▶ [Requirements]: Look through the data and write out every line with the word "DÒNG" in it.

Start Information shown

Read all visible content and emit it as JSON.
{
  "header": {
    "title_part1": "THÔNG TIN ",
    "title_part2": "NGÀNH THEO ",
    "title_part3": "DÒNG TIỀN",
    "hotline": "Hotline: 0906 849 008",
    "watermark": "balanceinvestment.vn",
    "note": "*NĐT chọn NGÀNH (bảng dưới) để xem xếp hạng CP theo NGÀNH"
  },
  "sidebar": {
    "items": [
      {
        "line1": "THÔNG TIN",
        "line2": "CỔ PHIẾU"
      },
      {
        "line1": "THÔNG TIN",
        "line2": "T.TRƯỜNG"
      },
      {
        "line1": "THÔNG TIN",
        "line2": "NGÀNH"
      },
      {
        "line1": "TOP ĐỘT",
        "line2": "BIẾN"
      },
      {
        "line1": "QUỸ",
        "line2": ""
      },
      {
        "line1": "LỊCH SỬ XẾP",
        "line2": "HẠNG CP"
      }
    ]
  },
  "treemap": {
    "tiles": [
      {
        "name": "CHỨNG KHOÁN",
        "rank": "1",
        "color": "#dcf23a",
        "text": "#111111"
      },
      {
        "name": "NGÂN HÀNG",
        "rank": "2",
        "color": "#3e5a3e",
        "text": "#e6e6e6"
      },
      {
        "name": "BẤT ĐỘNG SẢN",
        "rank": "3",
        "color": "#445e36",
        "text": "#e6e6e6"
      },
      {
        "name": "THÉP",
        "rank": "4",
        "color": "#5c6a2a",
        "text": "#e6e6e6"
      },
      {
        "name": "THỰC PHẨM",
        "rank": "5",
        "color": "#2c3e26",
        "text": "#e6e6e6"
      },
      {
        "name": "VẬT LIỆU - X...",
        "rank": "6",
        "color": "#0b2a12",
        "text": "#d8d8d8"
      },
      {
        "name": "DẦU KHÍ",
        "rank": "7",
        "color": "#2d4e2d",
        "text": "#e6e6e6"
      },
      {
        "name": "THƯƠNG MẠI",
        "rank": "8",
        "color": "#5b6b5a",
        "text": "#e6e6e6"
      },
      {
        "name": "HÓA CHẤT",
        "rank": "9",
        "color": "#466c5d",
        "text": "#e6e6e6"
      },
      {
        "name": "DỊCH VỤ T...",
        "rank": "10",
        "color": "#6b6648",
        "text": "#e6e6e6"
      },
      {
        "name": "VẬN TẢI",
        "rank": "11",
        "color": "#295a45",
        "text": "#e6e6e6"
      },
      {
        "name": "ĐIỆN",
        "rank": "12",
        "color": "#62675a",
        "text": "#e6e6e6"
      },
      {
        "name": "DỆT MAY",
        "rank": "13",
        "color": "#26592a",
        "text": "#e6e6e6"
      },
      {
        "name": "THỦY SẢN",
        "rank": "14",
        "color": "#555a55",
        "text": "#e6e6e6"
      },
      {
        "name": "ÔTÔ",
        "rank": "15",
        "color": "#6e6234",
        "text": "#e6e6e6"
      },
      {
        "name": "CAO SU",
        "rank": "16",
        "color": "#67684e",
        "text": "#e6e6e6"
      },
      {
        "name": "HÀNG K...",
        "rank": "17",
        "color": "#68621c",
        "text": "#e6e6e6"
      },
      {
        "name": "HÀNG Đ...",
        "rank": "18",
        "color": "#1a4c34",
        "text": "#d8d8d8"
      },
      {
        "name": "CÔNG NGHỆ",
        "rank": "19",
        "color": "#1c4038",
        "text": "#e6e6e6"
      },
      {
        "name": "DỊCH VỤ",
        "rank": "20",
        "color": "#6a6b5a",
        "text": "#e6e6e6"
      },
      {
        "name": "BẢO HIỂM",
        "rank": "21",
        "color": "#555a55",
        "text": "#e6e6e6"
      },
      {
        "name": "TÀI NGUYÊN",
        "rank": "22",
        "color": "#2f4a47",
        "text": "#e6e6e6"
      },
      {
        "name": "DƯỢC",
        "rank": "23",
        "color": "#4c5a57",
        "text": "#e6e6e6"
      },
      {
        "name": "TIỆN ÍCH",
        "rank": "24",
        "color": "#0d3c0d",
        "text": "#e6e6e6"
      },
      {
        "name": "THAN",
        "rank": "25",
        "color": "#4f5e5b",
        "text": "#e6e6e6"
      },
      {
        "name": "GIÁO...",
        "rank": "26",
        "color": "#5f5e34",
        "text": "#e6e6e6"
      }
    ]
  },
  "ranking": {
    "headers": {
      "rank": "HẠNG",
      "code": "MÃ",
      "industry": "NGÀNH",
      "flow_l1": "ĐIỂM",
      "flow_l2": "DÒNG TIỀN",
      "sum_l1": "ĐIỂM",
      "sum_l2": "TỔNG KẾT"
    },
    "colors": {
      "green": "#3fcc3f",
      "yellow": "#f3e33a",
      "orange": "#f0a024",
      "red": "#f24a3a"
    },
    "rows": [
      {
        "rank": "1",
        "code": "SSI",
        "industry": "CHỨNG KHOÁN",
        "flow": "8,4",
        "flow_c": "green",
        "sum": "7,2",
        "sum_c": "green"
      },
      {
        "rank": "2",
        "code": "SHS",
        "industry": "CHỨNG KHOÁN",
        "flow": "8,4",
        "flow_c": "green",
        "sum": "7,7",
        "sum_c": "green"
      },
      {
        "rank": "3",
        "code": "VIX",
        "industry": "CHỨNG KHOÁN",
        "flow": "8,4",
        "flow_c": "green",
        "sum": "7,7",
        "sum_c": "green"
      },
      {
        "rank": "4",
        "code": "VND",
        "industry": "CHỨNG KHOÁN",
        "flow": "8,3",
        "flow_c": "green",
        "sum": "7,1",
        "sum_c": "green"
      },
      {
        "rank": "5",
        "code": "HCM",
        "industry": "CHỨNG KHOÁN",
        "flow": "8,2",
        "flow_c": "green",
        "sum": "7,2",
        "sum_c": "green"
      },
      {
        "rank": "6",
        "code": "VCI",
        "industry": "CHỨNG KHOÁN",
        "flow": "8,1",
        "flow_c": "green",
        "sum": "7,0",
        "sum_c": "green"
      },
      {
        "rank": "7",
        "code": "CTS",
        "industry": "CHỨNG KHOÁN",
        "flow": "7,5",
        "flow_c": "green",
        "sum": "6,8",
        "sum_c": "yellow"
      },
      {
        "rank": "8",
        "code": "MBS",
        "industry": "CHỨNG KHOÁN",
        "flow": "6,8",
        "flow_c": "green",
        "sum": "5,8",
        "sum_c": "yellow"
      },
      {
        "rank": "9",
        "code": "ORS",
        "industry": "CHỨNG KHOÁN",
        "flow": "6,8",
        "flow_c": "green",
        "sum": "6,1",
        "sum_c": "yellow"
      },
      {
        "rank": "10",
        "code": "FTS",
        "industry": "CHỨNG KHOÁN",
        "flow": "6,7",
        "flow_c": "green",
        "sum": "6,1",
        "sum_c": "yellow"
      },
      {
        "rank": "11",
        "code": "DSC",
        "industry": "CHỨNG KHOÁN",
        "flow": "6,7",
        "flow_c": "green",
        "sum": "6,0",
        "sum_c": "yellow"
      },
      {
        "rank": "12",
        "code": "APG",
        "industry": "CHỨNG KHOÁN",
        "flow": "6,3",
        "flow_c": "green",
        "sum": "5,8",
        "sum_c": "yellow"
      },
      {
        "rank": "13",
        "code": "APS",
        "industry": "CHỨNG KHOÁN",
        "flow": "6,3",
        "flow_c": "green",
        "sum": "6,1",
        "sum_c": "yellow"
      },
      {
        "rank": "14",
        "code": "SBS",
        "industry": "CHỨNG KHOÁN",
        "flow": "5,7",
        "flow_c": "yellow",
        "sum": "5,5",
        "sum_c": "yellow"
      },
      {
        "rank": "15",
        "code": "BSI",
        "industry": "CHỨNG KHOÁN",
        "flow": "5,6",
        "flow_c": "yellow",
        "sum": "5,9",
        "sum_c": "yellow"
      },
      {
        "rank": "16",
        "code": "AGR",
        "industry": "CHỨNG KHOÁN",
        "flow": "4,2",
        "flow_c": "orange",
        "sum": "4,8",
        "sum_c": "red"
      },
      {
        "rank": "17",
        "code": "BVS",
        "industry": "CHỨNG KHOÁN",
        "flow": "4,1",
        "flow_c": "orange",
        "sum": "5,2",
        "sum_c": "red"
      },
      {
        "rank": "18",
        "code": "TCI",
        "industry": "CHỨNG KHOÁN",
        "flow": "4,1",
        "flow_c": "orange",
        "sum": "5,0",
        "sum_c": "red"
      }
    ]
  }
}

End Information shown

▶ [Result of the exercise]:
    "title_part3": "DÒNG TIỀN",
      "flow_l2": "DÒNG TIỀN",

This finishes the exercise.